_Your instructions_
Copy the entries word for word, from the very first one down to and including the line that holds "r-peak-marker-10 bbox=[984, 80, 993, 89]".

_Data entries_
☆ ☆ ☆ ☆ ☆ ☆ ☆

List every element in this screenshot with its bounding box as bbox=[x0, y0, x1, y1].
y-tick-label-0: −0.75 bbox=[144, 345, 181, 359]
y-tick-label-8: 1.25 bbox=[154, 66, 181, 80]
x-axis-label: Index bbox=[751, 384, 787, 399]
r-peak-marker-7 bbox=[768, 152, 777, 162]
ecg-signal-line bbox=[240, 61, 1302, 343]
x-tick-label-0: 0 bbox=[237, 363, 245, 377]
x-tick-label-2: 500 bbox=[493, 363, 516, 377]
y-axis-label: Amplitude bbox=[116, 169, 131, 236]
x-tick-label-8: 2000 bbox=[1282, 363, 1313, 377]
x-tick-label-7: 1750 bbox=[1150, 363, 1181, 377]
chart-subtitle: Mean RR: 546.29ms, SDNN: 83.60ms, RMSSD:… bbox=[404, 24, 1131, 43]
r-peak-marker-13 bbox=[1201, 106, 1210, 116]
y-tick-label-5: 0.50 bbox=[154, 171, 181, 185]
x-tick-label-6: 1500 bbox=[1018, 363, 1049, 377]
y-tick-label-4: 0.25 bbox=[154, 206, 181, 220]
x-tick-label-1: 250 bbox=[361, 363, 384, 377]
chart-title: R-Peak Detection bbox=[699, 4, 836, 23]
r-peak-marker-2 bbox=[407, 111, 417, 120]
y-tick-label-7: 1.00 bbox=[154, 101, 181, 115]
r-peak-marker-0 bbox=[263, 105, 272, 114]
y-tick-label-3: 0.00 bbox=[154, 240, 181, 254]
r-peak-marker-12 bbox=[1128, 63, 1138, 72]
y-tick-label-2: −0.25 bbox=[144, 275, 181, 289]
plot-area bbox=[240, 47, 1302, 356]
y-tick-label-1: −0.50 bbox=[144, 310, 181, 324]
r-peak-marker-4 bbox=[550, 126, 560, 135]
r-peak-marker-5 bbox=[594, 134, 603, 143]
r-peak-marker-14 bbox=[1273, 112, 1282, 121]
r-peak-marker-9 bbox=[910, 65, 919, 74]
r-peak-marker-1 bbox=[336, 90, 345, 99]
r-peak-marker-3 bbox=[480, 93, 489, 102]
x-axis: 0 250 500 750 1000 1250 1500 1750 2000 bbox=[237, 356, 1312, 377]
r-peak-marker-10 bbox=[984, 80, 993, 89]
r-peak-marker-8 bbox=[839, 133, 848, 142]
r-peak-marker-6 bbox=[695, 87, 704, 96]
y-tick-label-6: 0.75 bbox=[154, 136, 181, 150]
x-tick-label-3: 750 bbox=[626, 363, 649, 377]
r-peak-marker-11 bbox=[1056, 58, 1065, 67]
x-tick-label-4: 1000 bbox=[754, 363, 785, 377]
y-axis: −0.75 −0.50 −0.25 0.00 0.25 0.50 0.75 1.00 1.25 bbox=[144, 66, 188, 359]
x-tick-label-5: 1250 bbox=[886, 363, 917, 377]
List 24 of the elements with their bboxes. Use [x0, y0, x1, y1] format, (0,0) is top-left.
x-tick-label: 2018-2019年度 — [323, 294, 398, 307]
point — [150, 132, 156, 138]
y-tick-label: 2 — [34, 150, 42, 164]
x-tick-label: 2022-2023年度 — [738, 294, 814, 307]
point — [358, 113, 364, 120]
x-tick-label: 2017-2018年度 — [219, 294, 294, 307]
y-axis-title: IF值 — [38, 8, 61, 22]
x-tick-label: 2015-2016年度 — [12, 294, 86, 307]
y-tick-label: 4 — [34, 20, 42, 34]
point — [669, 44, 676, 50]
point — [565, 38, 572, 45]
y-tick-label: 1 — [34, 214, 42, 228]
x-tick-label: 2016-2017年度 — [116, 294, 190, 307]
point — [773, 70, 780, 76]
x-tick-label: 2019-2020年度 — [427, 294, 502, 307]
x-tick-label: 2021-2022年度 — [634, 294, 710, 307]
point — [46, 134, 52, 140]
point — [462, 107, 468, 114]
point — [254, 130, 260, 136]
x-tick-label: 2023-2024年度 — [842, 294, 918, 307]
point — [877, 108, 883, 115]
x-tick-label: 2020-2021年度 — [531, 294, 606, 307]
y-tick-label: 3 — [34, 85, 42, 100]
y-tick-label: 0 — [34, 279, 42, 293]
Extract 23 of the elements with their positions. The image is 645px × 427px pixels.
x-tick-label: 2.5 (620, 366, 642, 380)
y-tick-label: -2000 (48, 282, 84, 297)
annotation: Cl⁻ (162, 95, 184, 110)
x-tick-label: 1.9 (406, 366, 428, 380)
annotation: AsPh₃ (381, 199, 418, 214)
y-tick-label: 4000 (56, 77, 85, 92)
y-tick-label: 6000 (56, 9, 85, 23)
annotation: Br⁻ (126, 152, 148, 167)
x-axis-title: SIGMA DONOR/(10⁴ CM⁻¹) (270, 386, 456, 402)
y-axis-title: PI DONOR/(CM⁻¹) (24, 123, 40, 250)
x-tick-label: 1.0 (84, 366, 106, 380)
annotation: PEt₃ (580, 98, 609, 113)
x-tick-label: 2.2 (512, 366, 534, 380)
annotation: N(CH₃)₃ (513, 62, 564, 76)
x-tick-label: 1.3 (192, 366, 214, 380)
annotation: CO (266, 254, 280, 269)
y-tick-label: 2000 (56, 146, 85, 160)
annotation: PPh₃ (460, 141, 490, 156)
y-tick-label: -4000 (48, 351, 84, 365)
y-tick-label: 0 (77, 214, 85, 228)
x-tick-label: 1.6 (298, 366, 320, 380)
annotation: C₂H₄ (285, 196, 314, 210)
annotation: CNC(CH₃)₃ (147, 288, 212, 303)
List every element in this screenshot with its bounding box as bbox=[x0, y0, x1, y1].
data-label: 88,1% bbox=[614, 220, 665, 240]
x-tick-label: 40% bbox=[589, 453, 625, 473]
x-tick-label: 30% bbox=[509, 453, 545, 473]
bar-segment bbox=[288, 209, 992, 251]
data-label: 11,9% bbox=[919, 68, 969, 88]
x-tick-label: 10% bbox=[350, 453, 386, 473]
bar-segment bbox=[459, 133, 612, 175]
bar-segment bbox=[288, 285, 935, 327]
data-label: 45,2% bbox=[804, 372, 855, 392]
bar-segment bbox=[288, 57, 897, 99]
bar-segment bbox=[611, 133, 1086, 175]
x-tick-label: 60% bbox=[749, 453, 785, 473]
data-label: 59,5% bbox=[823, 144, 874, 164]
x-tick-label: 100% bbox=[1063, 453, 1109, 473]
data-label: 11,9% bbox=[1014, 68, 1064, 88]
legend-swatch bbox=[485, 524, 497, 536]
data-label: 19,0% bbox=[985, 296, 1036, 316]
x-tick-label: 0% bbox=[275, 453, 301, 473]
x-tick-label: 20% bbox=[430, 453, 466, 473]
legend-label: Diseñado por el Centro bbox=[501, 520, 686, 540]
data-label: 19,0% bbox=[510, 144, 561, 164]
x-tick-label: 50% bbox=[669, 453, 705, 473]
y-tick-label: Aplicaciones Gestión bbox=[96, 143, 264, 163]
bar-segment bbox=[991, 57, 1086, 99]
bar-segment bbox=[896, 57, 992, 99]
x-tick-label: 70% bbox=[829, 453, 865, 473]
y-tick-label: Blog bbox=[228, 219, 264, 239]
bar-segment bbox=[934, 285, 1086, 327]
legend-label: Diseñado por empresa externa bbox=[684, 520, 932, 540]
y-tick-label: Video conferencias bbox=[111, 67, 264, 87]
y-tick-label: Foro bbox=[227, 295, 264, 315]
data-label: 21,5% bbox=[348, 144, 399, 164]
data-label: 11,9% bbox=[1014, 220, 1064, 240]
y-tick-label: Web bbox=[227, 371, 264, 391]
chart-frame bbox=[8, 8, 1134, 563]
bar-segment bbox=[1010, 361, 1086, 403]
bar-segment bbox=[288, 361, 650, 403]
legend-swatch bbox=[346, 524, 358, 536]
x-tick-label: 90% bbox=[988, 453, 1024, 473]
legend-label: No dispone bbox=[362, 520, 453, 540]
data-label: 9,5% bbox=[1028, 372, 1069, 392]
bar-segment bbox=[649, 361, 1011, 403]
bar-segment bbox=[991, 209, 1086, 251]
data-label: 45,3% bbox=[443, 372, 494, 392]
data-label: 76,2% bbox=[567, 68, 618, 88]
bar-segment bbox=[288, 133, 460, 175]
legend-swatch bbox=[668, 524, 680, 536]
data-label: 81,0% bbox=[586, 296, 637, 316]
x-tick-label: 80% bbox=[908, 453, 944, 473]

☆ ☆ ☆ ☆ ☆ ☆ ☆

_Task solution_
List every element in this screenshot with its bounding box as bbox=[x0, y0, x1, y1].
y-tick-label-0: −0.75 bbox=[144, 345, 181, 359]
y-tick-label-8: 1.25 bbox=[154, 66, 181, 80]
x-axis-label: Index bbox=[751, 384, 787, 399]
r-peak-marker-7 bbox=[768, 152, 777, 162]
ecg-signal-line bbox=[240, 61, 1302, 343]
x-tick-label-0: 0 bbox=[237, 363, 245, 377]
x-tick-label-2: 500 bbox=[493, 363, 516, 377]
y-axis-label: Amplitude bbox=[116, 169, 131, 236]
x-tick-label-8: 2000 bbox=[1282, 363, 1313, 377]
x-tick-label-7: 1750 bbox=[1150, 363, 1181, 377]
chart-subtitle: Mean RR: 546.29ms, SDNN: 83.60ms, RMSSD:… bbox=[404, 24, 1131, 43]
r-peak-marker-13 bbox=[1201, 106, 1210, 116]
y-tick-label-5: 0.50 bbox=[154, 171, 181, 185]
x-tick-label-6: 1500 bbox=[1018, 363, 1049, 377]
y-tick-label-4: 0.25 bbox=[154, 206, 181, 220]
x-tick-label-1: 250 bbox=[361, 363, 384, 377]
chart-title: R-Peak Detection bbox=[699, 4, 836, 23]
r-peak-marker-2 bbox=[407, 111, 417, 120]
y-tick-label-7: 1.00 bbox=[154, 101, 181, 115]
r-peak-marker-0 bbox=[263, 105, 272, 114]
y-tick-label-3: 0.00 bbox=[154, 240, 181, 254]
r-peak-marker-12 bbox=[1128, 63, 1138, 72]
y-tick-label-2: −0.25 bbox=[144, 275, 181, 289]
plot-area bbox=[240, 47, 1302, 356]
y-tick-label-1: −0.50 bbox=[144, 310, 181, 324]
r-peak-marker-4 bbox=[550, 126, 560, 135]
r-peak-marker-5 bbox=[594, 134, 603, 143]
r-peak-marker-14 bbox=[1273, 112, 1282, 121]
r-peak-marker-9 bbox=[910, 65, 919, 74]
r-peak-marker-1 bbox=[336, 90, 345, 99]
r-peak-marker-3 bbox=[480, 93, 489, 102]
x-axis: 0 250 500 750 1000 1250 1500 1750 2000 bbox=[237, 356, 1312, 377]
r-peak-marker-10 bbox=[984, 80, 993, 89]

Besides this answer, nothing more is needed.